=== STATED EXERCISE ===
Select the lines below containing the word "this".

[INFORMATION PROVIDED start]

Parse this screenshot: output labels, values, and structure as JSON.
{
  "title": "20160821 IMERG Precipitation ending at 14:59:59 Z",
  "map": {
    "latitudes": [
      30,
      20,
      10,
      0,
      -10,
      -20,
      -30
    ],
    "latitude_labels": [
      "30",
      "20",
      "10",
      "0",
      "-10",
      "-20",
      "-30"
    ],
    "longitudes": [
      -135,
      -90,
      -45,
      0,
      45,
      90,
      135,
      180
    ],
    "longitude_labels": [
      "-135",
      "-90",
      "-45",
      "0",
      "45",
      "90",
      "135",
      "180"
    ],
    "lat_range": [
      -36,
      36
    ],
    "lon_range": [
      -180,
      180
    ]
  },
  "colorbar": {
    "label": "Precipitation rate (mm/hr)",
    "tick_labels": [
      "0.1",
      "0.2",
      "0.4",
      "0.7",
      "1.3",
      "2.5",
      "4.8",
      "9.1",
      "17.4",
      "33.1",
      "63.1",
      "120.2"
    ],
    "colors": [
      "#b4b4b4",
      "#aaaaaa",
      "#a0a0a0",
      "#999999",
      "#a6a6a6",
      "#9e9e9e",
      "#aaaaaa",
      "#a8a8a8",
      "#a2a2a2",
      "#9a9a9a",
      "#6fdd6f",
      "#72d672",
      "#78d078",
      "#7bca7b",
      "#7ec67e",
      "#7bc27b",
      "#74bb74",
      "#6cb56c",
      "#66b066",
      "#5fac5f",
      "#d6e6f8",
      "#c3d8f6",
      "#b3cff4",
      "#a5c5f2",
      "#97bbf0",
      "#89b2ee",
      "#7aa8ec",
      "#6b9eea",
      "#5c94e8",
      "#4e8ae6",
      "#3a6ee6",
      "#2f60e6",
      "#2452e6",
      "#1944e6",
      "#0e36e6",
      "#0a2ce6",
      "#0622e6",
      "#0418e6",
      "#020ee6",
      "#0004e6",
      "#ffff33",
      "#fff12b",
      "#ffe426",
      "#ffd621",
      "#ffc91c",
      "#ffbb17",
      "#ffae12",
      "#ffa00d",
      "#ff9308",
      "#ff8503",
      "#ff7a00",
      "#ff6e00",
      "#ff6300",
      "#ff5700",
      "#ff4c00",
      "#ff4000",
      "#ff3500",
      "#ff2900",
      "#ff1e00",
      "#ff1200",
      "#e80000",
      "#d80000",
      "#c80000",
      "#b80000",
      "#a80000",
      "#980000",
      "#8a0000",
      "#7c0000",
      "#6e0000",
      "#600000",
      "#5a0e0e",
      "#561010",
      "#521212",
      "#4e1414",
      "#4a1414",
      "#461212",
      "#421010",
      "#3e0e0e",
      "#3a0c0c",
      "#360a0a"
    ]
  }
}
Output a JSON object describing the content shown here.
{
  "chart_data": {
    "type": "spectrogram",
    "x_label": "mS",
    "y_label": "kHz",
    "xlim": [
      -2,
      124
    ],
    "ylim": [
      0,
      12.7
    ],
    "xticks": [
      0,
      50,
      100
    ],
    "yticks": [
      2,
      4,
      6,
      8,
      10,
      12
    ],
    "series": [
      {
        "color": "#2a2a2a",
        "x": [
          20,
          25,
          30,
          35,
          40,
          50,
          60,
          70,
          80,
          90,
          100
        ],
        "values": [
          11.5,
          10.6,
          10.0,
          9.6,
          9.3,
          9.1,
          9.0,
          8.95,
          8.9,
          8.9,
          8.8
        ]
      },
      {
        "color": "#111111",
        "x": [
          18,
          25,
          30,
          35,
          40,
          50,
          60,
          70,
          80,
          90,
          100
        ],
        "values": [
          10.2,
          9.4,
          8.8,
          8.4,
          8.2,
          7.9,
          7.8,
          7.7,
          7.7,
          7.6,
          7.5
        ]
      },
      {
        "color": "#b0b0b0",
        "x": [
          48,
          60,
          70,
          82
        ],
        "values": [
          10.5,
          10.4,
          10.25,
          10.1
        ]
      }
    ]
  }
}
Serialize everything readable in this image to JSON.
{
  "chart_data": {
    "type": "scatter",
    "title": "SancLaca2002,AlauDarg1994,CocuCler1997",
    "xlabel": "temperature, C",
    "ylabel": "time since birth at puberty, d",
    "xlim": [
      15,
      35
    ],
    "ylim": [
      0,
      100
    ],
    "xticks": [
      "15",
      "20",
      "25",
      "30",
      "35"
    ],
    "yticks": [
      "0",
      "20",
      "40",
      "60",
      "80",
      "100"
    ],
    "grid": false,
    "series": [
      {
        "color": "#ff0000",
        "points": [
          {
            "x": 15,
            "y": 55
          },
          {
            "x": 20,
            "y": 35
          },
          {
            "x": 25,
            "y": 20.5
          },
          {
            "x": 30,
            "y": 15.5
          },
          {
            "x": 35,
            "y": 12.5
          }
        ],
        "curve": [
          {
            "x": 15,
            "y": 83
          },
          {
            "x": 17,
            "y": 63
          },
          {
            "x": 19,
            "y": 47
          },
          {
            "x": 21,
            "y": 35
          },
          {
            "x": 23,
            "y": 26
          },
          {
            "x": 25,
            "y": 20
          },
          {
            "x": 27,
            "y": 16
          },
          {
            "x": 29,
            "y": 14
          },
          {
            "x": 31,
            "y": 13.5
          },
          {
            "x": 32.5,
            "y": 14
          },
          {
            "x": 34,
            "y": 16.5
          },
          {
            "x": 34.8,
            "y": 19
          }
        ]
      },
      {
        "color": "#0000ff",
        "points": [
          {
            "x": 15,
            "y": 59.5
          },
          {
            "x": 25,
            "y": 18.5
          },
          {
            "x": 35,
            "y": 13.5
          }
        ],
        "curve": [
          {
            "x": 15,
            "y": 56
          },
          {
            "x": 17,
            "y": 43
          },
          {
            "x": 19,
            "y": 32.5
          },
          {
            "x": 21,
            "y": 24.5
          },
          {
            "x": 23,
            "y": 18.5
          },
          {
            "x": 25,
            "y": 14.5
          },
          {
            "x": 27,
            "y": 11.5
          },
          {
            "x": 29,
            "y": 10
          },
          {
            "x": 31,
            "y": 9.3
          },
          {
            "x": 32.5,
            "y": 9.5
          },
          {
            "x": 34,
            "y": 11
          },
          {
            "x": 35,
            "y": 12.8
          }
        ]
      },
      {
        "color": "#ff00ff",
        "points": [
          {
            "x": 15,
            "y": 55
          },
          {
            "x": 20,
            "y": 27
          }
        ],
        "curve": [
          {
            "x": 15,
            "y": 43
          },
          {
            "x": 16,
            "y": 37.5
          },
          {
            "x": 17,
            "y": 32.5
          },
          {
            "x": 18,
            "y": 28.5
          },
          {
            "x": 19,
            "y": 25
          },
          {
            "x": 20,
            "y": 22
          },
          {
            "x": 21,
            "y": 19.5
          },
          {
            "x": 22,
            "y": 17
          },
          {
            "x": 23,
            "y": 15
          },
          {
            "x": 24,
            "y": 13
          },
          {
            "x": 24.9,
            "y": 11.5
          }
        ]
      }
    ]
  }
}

[INFORMATION PROVIDED end]

=== ANSWER ===
Parse this screenshot: output labels, values, and structure as JSON.
Serialize everything readable in this image to JSON.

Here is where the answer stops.